*** Input for this task

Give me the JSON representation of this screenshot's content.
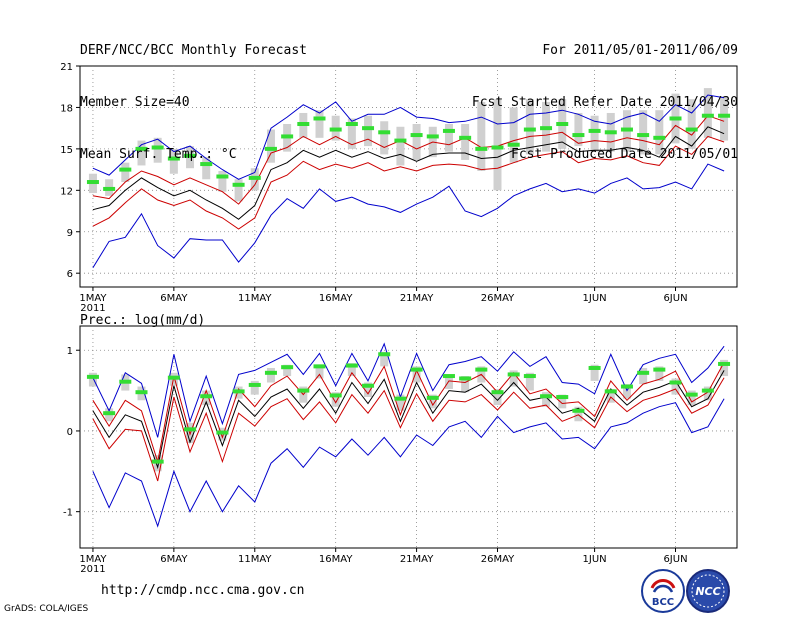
{
  "header": {
    "title": "DERF/NCC/BCC Monthly Forecast",
    "member_size": "Member Size=40",
    "variable": "Mean Surf. Temp.: °C",
    "period": "For 2011/05/01-2011/06/09",
    "refer_date": "Fcst Started Refer Date 2011/04/30",
    "produced_date": "Fcst Produced Date 2011/05/01"
  },
  "footer": {
    "url": "http://cmdp.ncc.cma.gov.cn",
    "credit": "GrADS: COLA/IGES",
    "logo_bcc": "BCC",
    "logo_ncc": "NCC"
  },
  "colors": {
    "ensemble_max_min": "#0000cc",
    "spread_band": "#cc0000",
    "ensemble_mean": "#000000",
    "observed_marker": "#33dd33",
    "member_range_bar": "#d0d0d0",
    "grid": "#888888"
  },
  "chart_data": [
    {
      "type": "line",
      "title": "Mean Surf. Temp.: °C",
      "x": [
        1,
        2,
        3,
        4,
        5,
        6,
        7,
        8,
        9,
        10,
        11,
        12,
        13,
        14,
        15,
        16,
        17,
        18,
        19,
        20,
        21,
        22,
        23,
        24,
        25,
        26,
        27,
        28,
        29,
        30,
        31,
        32,
        33,
        34,
        35,
        36,
        37,
        38,
        39,
        40
      ],
      "xtick_labels": [
        "1MAY",
        "6MAY",
        "11MAY",
        "16MAY",
        "21MAY",
        "26MAY",
        "1JUN",
        "6JUN"
      ],
      "xtick_positions": [
        1,
        6,
        11,
        16,
        21,
        26,
        32,
        37
      ],
      "year_label": "2011",
      "ylim": [
        5,
        21
      ],
      "yticks": [
        6,
        9,
        12,
        15,
        18,
        21
      ],
      "series": [
        {
          "name": "max",
          "values": [
            13.6,
            13.1,
            14.2,
            15.3,
            15.7,
            14.8,
            15.2,
            14.3,
            13.5,
            12.8,
            13.3,
            16.5,
            17.3,
            18.2,
            17.6,
            18.4,
            17.0,
            17.5,
            17.5,
            18.0,
            17.3,
            17.2,
            16.9,
            17.0,
            17.3,
            16.8,
            16.9,
            17.5,
            17.6,
            17.8,
            17.5,
            17.0,
            16.8,
            17.3,
            17.6,
            17.0,
            18.2,
            17.6,
            18.9,
            18.7
          ]
        },
        {
          "name": "upper",
          "values": [
            11.6,
            11.4,
            12.6,
            13.4,
            13.0,
            12.4,
            12.9,
            12.4,
            11.9,
            11.0,
            12.4,
            14.7,
            15.1,
            15.9,
            15.3,
            15.9,
            15.3,
            15.7,
            15.1,
            15.6,
            15.0,
            15.5,
            15.3,
            15.8,
            15.1,
            15.2,
            15.6,
            15.9,
            16.0,
            16.2,
            15.4,
            15.6,
            15.5,
            15.8,
            15.6,
            15.3,
            16.7,
            16.0,
            17.4,
            17.0
          ]
        },
        {
          "name": "mean",
          "values": [
            10.6,
            10.9,
            12.0,
            12.9,
            12.2,
            11.6,
            12.0,
            11.3,
            10.7,
            9.9,
            10.9,
            13.5,
            14.0,
            14.9,
            14.4,
            14.9,
            14.4,
            14.8,
            14.3,
            14.6,
            14.1,
            14.6,
            14.7,
            14.7,
            14.3,
            14.4,
            14.9,
            15.1,
            15.3,
            15.5,
            14.8,
            14.9,
            14.9,
            15.1,
            14.9,
            14.4,
            15.9,
            15.2,
            16.6,
            16.1
          ]
        },
        {
          "name": "lower",
          "values": [
            9.4,
            10.0,
            11.1,
            12.1,
            11.3,
            10.9,
            11.3,
            10.5,
            10.0,
            9.2,
            10.0,
            12.6,
            13.1,
            14.1,
            13.5,
            13.9,
            13.6,
            14.0,
            13.4,
            13.7,
            13.4,
            13.8,
            13.9,
            13.8,
            13.5,
            13.6,
            14.0,
            14.4,
            14.6,
            14.8,
            14.0,
            14.3,
            14.2,
            14.5,
            14.0,
            13.8,
            15.2,
            14.6,
            15.9,
            15.5
          ]
        },
        {
          "name": "min",
          "values": [
            6.4,
            8.3,
            8.6,
            10.3,
            8.0,
            7.1,
            8.5,
            8.4,
            8.4,
            6.8,
            8.2,
            10.2,
            11.4,
            10.7,
            12.1,
            11.2,
            11.5,
            11.0,
            10.8,
            10.4,
            11.0,
            11.5,
            12.3,
            10.5,
            10.1,
            10.7,
            11.6,
            12.1,
            12.5,
            11.9,
            12.1,
            11.8,
            12.5,
            12.9,
            12.1,
            12.2,
            12.6,
            12.1,
            13.9,
            13.4
          ]
        },
        {
          "name": "observed",
          "values": [
            12.6,
            12.1,
            13.5,
            15.0,
            15.1,
            14.3,
            14.5,
            13.9,
            13.0,
            12.4,
            12.9,
            15.0,
            15.9,
            16.8,
            17.2,
            16.4,
            16.8,
            16.5,
            16.2,
            15.6,
            16.0,
            15.9,
            16.3,
            15.8,
            15.0,
            15.1,
            15.3,
            16.4,
            16.5,
            16.8,
            16.0,
            16.3,
            16.2,
            16.4,
            16.0,
            15.8,
            17.2,
            16.4,
            17.4,
            17.4
          ]
        }
      ],
      "range_bars": [
        [
          11.8,
          13.2
        ],
        [
          11.6,
          12.8
        ],
        [
          12.6,
          14.0
        ],
        [
          13.8,
          15.6
        ],
        [
          14.0,
          15.8
        ],
        [
          13.2,
          15.0
        ],
        [
          13.6,
          15.2
        ],
        [
          12.8,
          14.4
        ],
        [
          11.9,
          13.4
        ],
        [
          11.2,
          12.8
        ],
        [
          12.0,
          13.6
        ],
        [
          14.0,
          16.4
        ],
        [
          14.8,
          16.8
        ],
        [
          15.8,
          17.6
        ],
        [
          15.8,
          17.8
        ],
        [
          15.6,
          17.4
        ],
        [
          15.0,
          17.2
        ],
        [
          15.2,
          17.4
        ],
        [
          14.6,
          17.0
        ],
        [
          13.8,
          16.6
        ],
        [
          14.2,
          16.8
        ],
        [
          14.4,
          16.6
        ],
        [
          14.8,
          16.8
        ],
        [
          14.2,
          16.8
        ],
        [
          13.4,
          18.4
        ],
        [
          12.0,
          18.6
        ],
        [
          14.0,
          18.0
        ],
        [
          14.6,
          18.6
        ],
        [
          14.8,
          18.4
        ],
        [
          15.0,
          18.6
        ],
        [
          15.2,
          17.6
        ],
        [
          14.8,
          17.4
        ],
        [
          14.8,
          17.6
        ],
        [
          14.8,
          17.8
        ],
        [
          14.6,
          17.8
        ],
        [
          14.6,
          17.8
        ],
        [
          15.4,
          19.0
        ],
        [
          15.0,
          18.6
        ],
        [
          15.8,
          19.4
        ],
        [
          15.6,
          18.8
        ]
      ]
    },
    {
      "type": "line",
      "title": "Prec.: log(mm/d)",
      "x": [
        1,
        2,
        3,
        4,
        5,
        6,
        7,
        8,
        9,
        10,
        11,
        12,
        13,
        14,
        15,
        16,
        17,
        18,
        19,
        20,
        21,
        22,
        23,
        24,
        25,
        26,
        27,
        28,
        29,
        30,
        31,
        32,
        33,
        34,
        35,
        36,
        37,
        38,
        39,
        40
      ],
      "xtick_labels": [
        "1MAY",
        "6MAY",
        "11MAY",
        "16MAY",
        "21MAY",
        "26MAY",
        "1JUN",
        "6JUN"
      ],
      "xtick_positions": [
        1,
        6,
        11,
        16,
        21,
        26,
        32,
        37
      ],
      "year_label": "2011",
      "ylim": [
        -1.45,
        1.3
      ],
      "yticks": [
        -1,
        0,
        1
      ],
      "series": [
        {
          "name": "max",
          "values": [
            0.66,
            0.25,
            0.72,
            0.59,
            -0.08,
            0.95,
            0.12,
            0.68,
            0.09,
            0.7,
            0.75,
            0.85,
            0.95,
            0.7,
            0.96,
            0.56,
            0.96,
            0.62,
            1.08,
            0.42,
            0.96,
            0.5,
            0.82,
            0.86,
            0.92,
            0.74,
            0.98,
            0.8,
            0.92,
            0.6,
            0.58,
            0.46,
            0.95,
            0.5,
            0.82,
            0.9,
            0.95,
            0.6,
            0.78,
            1.05
          ]
        },
        {
          "name": "upper",
          "values": [
            0.38,
            0.06,
            0.38,
            0.25,
            -0.38,
            0.68,
            -0.04,
            0.5,
            -0.08,
            0.52,
            0.3,
            0.56,
            0.68,
            0.45,
            0.7,
            0.35,
            0.72,
            0.46,
            0.8,
            0.2,
            0.75,
            0.32,
            0.62,
            0.6,
            0.7,
            0.48,
            0.72,
            0.46,
            0.52,
            0.34,
            0.36,
            0.18,
            0.62,
            0.38,
            0.58,
            0.64,
            0.74,
            0.36,
            0.48,
            0.85
          ]
        },
        {
          "name": "mean",
          "values": [
            0.25,
            -0.08,
            0.2,
            0.12,
            -0.45,
            0.56,
            -0.14,
            0.36,
            -0.18,
            0.38,
            0.18,
            0.42,
            0.52,
            0.28,
            0.52,
            0.22,
            0.6,
            0.34,
            0.64,
            0.12,
            0.6,
            0.22,
            0.5,
            0.48,
            0.58,
            0.38,
            0.6,
            0.38,
            0.42,
            0.22,
            0.28,
            0.12,
            0.52,
            0.32,
            0.48,
            0.54,
            0.62,
            0.3,
            0.4,
            0.75
          ]
        },
        {
          "name": "lower",
          "values": [
            0.15,
            -0.22,
            0.02,
            0.0,
            -0.62,
            0.42,
            -0.26,
            0.22,
            -0.38,
            0.22,
            0.06,
            0.3,
            0.4,
            0.14,
            0.36,
            0.1,
            0.45,
            0.22,
            0.5,
            0.04,
            0.46,
            0.12,
            0.38,
            0.36,
            0.45,
            0.26,
            0.48,
            0.28,
            0.32,
            0.12,
            0.2,
            0.04,
            0.42,
            0.24,
            0.38,
            0.44,
            0.52,
            0.22,
            0.32,
            0.66
          ]
        },
        {
          "name": "min",
          "values": [
            -0.5,
            -0.95,
            -0.52,
            -0.62,
            -1.18,
            -0.5,
            -1.0,
            -0.62,
            -1.0,
            -0.68,
            -0.88,
            -0.4,
            -0.22,
            -0.45,
            -0.2,
            -0.32,
            -0.1,
            -0.3,
            -0.08,
            -0.32,
            -0.05,
            -0.18,
            0.05,
            0.12,
            -0.08,
            0.18,
            -0.02,
            0.05,
            0.1,
            -0.1,
            -0.08,
            -0.22,
            0.05,
            0.1,
            0.22,
            0.3,
            0.35,
            -0.02,
            0.05,
            0.4
          ]
        },
        {
          "name": "observed",
          "values": [
            0.67,
            0.22,
            0.61,
            0.48,
            -0.38,
            0.66,
            0.02,
            0.43,
            -0.02,
            0.49,
            0.57,
            0.72,
            0.79,
            0.5,
            0.8,
            0.44,
            0.81,
            0.56,
            0.95,
            0.4,
            0.76,
            0.41,
            0.68,
            0.65,
            0.76,
            0.48,
            0.7,
            0.68,
            0.43,
            0.42,
            0.25,
            0.78,
            0.49,
            0.55,
            0.72,
            0.76,
            0.6,
            0.45,
            0.5,
            0.83
          ]
        }
      ],
      "range_bars": [
        [
          0.55,
          0.72
        ],
        [
          0.12,
          0.28
        ],
        [
          0.5,
          0.7
        ],
        [
          0.38,
          0.55
        ],
        [
          -0.5,
          -0.3
        ],
        [
          0.56,
          0.72
        ],
        [
          -0.15,
          0.1
        ],
        [
          0.32,
          0.5
        ],
        [
          -0.12,
          0.04
        ],
        [
          0.4,
          0.55
        ],
        [
          0.45,
          0.62
        ],
        [
          0.6,
          0.78
        ],
        [
          0.68,
          0.82
        ],
        [
          0.35,
          0.55
        ],
        [
          0.65,
          0.82
        ],
        [
          0.3,
          0.48
        ],
        [
          0.68,
          0.84
        ],
        [
          0.42,
          0.6
        ],
        [
          0.8,
          0.98
        ],
        [
          0.25,
          0.45
        ],
        [
          0.6,
          0.8
        ],
        [
          0.28,
          0.45
        ],
        [
          0.52,
          0.7
        ],
        [
          0.48,
          0.68
        ],
        [
          0.6,
          0.8
        ],
        [
          0.32,
          0.52
        ],
        [
          0.55,
          0.75
        ],
        [
          0.5,
          0.72
        ],
        [
          0.3,
          0.48
        ],
        [
          0.28,
          0.45
        ],
        [
          0.12,
          0.3
        ],
        [
          0.62,
          0.82
        ],
        [
          0.35,
          0.52
        ],
        [
          0.4,
          0.58
        ],
        [
          0.58,
          0.78
        ],
        [
          0.62,
          0.8
        ],
        [
          0.45,
          0.65
        ],
        [
          0.32,
          0.5
        ],
        [
          0.38,
          0.55
        ],
        [
          0.68,
          0.88
        ]
      ]
    }
  ]
}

******

== What the exercise asks ==
Search the entries for the word "Surf" and gather every line where it appears.

== The solution ==
    "variable": "Mean Surf. Temp.: °C",
      "title": "Mean Surf. Temp.: °C",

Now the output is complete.